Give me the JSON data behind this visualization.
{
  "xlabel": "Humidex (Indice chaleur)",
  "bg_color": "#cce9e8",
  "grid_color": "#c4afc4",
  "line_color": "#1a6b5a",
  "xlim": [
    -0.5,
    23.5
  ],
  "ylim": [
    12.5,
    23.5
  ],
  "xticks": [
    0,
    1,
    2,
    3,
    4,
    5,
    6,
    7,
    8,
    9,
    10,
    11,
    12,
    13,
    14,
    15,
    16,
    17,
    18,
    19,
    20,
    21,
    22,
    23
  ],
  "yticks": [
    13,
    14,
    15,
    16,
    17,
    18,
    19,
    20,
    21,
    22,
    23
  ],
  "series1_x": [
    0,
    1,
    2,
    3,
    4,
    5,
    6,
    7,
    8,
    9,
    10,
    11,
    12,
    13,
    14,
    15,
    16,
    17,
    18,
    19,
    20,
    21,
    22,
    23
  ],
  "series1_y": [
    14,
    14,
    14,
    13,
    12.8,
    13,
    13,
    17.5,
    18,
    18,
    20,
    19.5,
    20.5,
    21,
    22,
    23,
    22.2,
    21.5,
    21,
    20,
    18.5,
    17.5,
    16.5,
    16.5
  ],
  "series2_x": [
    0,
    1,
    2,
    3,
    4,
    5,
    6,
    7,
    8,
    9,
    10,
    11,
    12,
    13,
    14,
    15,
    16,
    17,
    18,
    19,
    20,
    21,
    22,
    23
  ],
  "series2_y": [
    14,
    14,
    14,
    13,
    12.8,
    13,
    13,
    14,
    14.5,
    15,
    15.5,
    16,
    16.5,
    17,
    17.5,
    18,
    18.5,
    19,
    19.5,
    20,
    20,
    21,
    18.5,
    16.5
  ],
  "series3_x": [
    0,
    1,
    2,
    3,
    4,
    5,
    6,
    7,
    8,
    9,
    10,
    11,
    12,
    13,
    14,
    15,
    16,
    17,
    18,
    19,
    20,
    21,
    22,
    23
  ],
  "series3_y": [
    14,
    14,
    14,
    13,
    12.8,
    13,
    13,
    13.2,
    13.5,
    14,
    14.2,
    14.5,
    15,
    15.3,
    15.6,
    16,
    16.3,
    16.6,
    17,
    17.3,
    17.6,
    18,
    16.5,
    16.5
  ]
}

========================================================================

◆ **EXERCISE TASK**: Produce an exact copy of all the records.

◆ **RESPONSE**:
Give me the JSON data behind this visualization.
{
  "xlabel": "Humidex (Indice chaleur)",
  "bg_color": "#cce9e8",
  "grid_color": "#c4afc4",
  "line_color": "#1a6b5a",
  "xlim": [
    -0.5,
    23.5
  ],
  "ylim": [
    12.5,
    23.5
  ],
  "xticks": [
    0,
    1,
    2,
    3,
    4,
    5,
    6,
    7,
    8,
    9,
    10,
    11,
    12,
    13,
    14,
    15,
    16,
    17,
    18,
    19,
    20,
    21,
    22,
    23
  ],
  "yticks": [
    13,
    14,
    15,
    16,
    17,
    18,
    19,
    20,
    21,
    22,
    23
  ],
  "series1_x": [
    0,
    1,
    2,
    3,
    4,
    5,
    6,
    7,
    8,
    9,
    10,
    11,
    12,
    13,
    14,
    15,
    16,
    17,
    18,
    19,
    20,
    21,
    22,
    23
  ],
  "series1_y": [
    14,
    14,
    14,
    13,
    12.8,
    13,
    13,
    17.5,
    18,
    18,
    20,
    19.5,
    20.5,
    21,
    22,
    23,
    22.2,
    21.5,
    21,
    20,
    18.5,
    17.5,
    16.5,
    16.5
  ],
  "series2_x": [
    0,
    1,
    2,
    3,
    4,
    5,
    6,
    7,
    8,
    9,
    10,
    11,
    12,
    13,
    14,
    15,
    16,
    17,
    18,
    19,
    20,
    21,
    22,
    23
  ],
  "series2_y": [
    14,
    14,
    14,
    13,
    12.8,
    13,
    13,
    14,
    14.5,
    15,
    15.5,
    16,
    16.5,
    17,
    17.5,
    18,
    18.5,
    19,
    19.5,
    20,
    20,
    21,
    18.5,
    16.5
  ],
  "series3_x": [
    0,
    1,
    2,
    3,
    4,
    5,
    6,
    7,
    8,
    9,
    10,
    11,
    12,
    13,
    14,
    15,
    16,
    17,
    18,
    19,
    20,
    21,
    22,
    23
  ],
  "series3_y": [
    14,
    14,
    14,
    13,
    12.8,
    13,
    13,
    13.2,
    13.5,
    14,
    14.2,
    14.5,
    15,
    15.3,
    15.6,
    16,
    16.3,
    16.6,
    17,
    17.3,
    17.6,
    18,
    16.5,
    16.5
  ]
}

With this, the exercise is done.